Objective
Copy out each line containing "такая" from the entries below.

Data for this exercise
"""
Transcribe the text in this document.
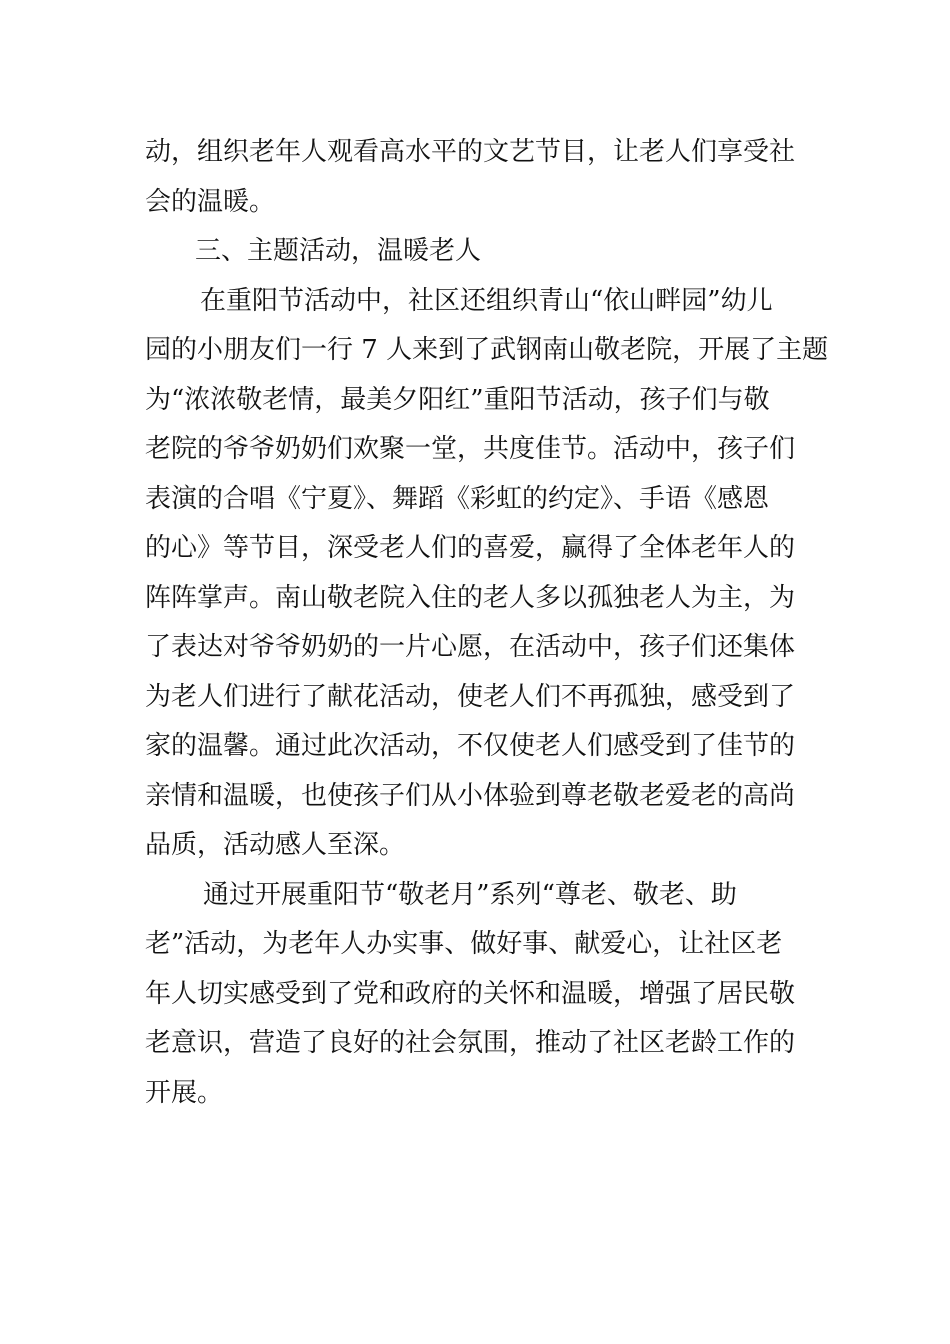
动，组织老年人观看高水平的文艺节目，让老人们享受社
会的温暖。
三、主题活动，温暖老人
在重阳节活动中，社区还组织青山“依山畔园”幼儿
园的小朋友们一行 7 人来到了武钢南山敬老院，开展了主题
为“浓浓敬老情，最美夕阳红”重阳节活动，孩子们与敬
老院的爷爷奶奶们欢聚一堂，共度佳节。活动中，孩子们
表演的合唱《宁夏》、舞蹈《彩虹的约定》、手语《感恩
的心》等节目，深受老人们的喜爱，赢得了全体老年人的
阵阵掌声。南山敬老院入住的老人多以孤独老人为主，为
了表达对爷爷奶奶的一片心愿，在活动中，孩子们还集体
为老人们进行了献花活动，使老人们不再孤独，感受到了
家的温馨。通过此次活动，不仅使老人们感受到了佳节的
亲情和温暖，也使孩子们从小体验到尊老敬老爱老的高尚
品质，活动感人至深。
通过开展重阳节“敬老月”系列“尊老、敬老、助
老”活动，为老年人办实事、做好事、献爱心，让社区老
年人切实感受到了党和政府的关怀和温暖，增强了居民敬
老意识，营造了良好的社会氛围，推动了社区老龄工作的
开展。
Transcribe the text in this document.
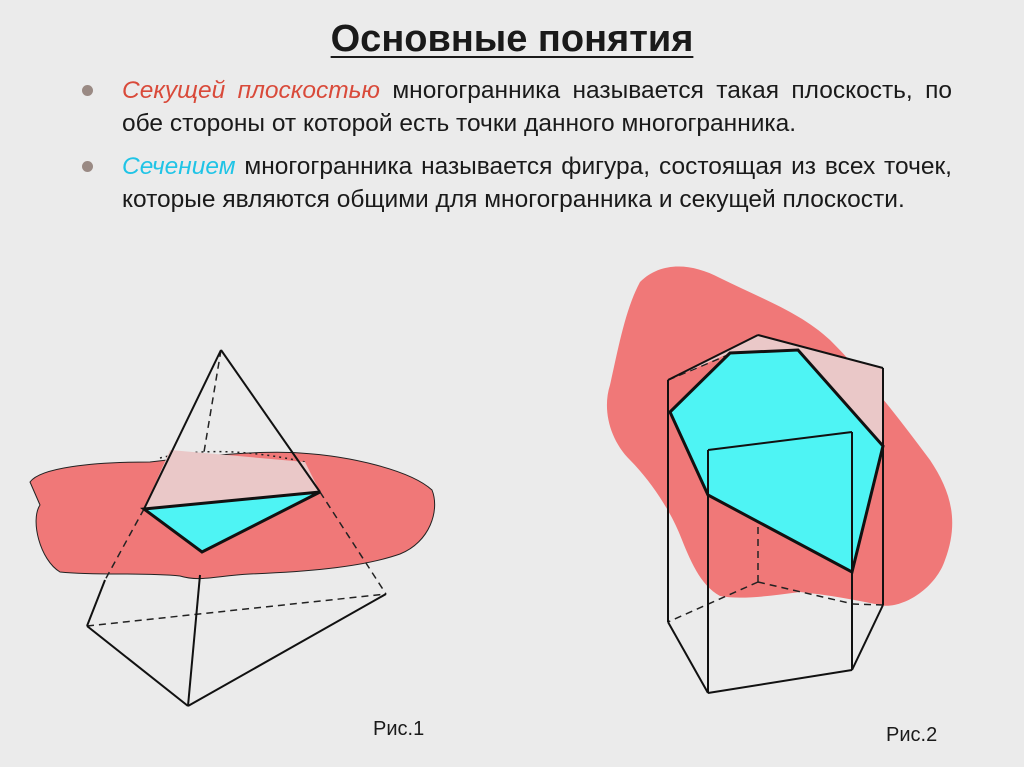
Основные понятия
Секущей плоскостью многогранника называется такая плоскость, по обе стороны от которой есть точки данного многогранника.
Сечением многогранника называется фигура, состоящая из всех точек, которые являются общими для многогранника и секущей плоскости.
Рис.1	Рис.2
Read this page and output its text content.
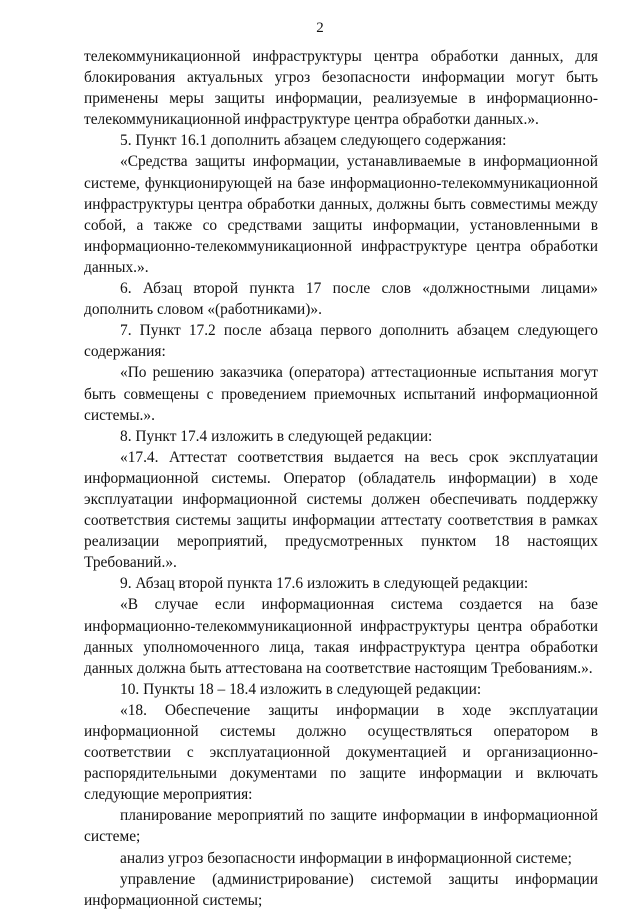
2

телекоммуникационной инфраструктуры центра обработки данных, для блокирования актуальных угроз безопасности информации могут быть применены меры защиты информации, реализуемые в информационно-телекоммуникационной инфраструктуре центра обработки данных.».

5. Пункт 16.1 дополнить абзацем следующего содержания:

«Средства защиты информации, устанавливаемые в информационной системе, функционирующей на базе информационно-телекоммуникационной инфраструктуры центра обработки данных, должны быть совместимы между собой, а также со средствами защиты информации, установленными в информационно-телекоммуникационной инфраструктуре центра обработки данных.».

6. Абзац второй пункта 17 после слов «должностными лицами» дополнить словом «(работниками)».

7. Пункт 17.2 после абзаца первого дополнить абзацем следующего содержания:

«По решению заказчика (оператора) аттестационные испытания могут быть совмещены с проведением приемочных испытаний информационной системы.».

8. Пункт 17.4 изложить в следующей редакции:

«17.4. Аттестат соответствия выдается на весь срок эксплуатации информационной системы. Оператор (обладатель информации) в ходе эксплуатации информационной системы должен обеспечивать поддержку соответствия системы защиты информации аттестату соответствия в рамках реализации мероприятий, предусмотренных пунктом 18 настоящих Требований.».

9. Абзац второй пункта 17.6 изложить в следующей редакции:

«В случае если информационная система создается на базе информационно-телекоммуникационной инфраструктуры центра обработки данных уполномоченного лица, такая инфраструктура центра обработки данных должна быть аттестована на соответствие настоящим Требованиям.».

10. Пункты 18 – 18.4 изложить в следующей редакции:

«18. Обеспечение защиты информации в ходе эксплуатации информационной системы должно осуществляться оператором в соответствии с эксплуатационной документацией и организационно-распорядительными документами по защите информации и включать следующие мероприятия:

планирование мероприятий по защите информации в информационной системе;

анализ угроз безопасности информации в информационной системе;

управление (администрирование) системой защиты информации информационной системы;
"""
Answer to this problem
Секущей плоскостью многогранника называется такая плоскость, по обе стороны от которой есть точки данного многогранника.
«В случае если информационная система создается на базе информационно-телекоммуникационной инфраструктуры центра обработки данных уполномоченного лица, такая инфраструктура центра обработки данных должна быть аттестована на соответствие настоящим Требованиям.».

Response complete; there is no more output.